Short task: Go through the entries and count the lines with the string "composed" in them. Give only that number.
Task inputs start
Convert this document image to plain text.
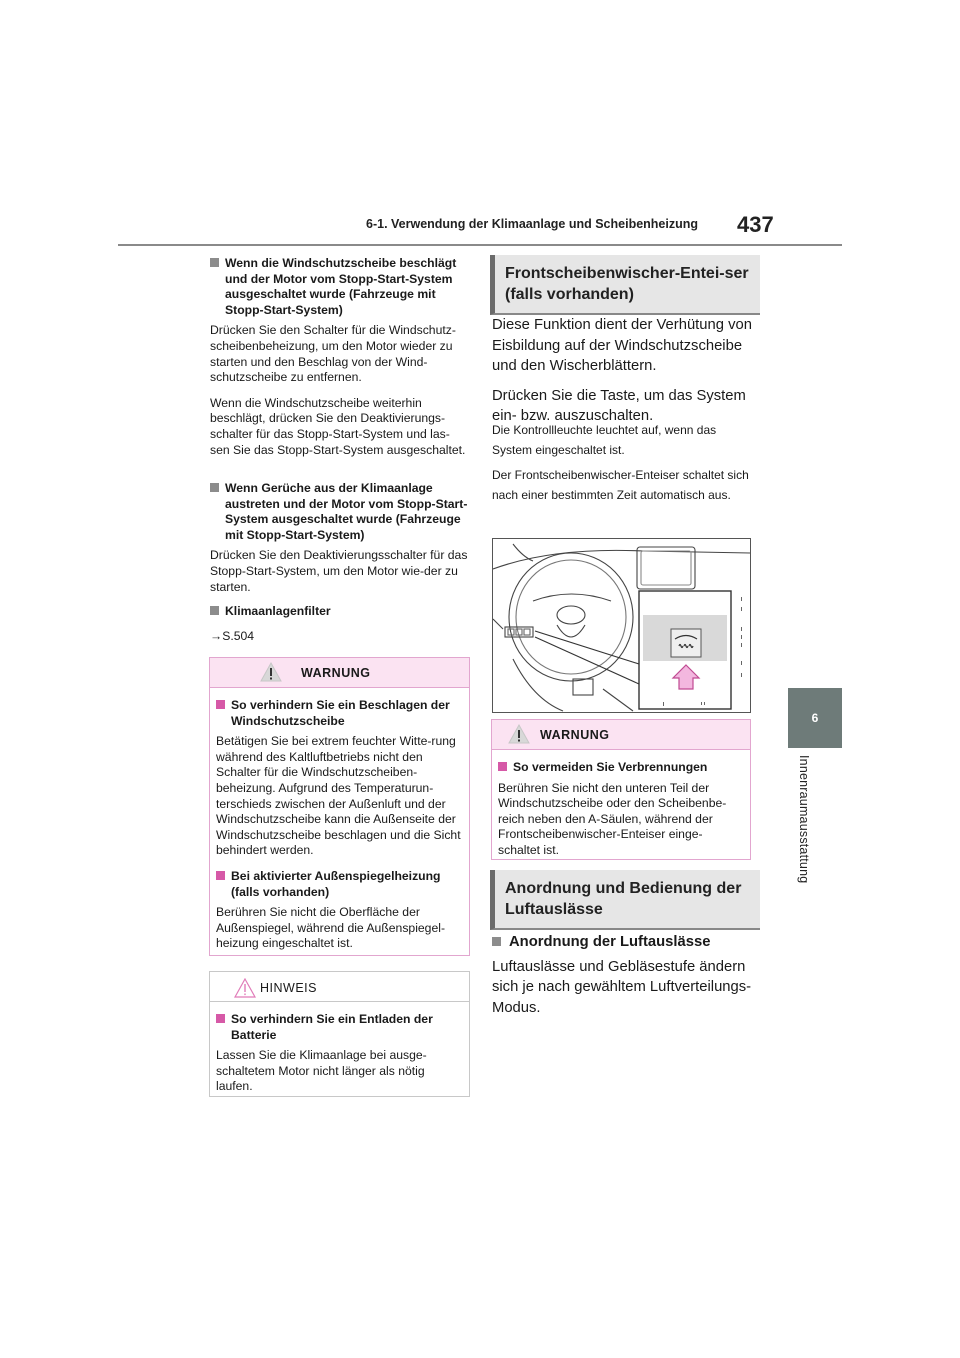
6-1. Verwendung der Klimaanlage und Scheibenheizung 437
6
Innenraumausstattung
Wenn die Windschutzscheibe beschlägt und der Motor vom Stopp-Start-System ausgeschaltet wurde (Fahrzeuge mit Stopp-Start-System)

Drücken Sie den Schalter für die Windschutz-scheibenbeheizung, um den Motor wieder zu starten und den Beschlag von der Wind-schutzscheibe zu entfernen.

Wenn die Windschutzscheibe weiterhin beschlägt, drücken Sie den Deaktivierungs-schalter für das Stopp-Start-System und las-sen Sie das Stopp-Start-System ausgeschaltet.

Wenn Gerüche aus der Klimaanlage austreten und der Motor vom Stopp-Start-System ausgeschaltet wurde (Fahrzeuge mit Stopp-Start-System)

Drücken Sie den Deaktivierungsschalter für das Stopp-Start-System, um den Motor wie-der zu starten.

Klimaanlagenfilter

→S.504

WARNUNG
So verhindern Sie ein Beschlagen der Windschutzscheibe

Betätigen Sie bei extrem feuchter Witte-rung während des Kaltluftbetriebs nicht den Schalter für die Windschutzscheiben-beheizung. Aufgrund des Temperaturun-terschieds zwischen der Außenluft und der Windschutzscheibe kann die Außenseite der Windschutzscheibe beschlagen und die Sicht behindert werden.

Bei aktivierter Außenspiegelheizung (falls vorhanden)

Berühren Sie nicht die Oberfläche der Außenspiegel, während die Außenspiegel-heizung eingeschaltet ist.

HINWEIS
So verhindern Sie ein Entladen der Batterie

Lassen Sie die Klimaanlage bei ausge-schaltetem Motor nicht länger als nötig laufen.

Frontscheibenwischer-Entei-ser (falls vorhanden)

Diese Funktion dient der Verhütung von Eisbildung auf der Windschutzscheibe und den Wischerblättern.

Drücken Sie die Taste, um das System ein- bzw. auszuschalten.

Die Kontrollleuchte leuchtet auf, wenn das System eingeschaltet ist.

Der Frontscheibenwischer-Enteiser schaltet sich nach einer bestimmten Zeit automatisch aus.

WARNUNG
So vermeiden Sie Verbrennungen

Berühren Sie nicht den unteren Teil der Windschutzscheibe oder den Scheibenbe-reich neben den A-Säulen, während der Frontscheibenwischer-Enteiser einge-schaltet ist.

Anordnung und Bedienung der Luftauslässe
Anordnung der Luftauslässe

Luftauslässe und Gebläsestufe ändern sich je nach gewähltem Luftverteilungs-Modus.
Task inputs end
Task inputs start
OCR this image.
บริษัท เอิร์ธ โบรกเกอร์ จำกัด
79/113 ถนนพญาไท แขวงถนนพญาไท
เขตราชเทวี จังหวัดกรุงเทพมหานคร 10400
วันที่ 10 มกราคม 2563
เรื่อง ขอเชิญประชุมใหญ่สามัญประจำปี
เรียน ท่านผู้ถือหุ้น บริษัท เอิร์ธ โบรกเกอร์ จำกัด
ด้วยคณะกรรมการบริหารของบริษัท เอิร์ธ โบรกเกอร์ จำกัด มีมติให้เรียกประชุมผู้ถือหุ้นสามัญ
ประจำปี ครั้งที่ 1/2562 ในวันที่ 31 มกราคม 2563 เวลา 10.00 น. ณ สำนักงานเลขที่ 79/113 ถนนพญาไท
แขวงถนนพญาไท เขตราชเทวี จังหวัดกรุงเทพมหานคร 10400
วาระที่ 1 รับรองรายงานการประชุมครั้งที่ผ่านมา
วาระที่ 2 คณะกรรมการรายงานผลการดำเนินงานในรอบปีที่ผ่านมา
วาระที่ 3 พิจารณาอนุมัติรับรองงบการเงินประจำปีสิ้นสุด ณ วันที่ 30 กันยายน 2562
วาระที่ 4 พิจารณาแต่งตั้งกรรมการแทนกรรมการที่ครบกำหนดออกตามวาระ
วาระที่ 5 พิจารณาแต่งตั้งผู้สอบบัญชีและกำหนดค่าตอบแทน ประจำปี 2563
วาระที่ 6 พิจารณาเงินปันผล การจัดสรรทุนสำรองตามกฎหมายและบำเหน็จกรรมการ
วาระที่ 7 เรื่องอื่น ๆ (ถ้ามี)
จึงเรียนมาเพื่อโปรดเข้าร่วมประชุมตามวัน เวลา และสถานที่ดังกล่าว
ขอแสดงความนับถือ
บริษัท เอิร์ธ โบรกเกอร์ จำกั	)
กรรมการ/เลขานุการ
Task inputs end
Task inputs start
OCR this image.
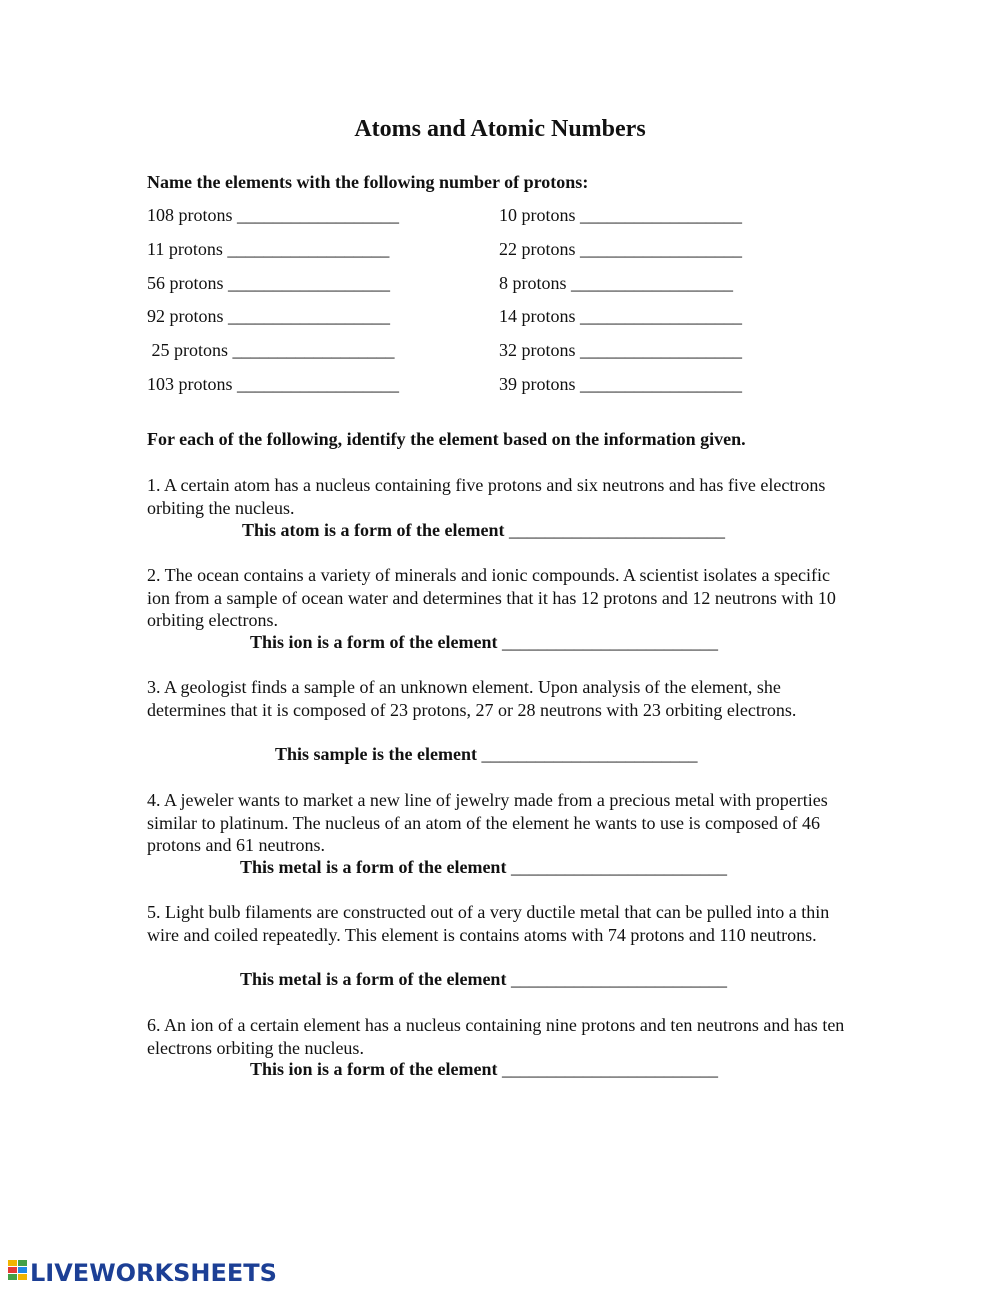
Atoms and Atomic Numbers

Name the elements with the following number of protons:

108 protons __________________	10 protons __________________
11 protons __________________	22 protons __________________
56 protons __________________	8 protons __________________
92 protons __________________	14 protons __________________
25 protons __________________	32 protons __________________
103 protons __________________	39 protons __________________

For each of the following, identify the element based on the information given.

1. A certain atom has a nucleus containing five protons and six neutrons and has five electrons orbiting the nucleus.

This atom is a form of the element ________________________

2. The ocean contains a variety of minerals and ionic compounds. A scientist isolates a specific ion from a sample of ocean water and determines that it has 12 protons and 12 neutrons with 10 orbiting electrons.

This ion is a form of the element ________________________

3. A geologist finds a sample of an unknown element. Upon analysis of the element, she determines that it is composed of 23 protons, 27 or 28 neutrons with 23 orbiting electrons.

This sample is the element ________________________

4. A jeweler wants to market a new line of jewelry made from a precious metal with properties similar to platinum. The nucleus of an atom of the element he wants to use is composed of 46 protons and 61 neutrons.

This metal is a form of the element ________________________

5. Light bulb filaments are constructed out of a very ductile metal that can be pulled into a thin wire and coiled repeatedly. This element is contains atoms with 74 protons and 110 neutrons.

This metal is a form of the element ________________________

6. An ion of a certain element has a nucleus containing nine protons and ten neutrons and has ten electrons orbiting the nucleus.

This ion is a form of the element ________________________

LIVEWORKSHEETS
Task inputs end
Task response: 2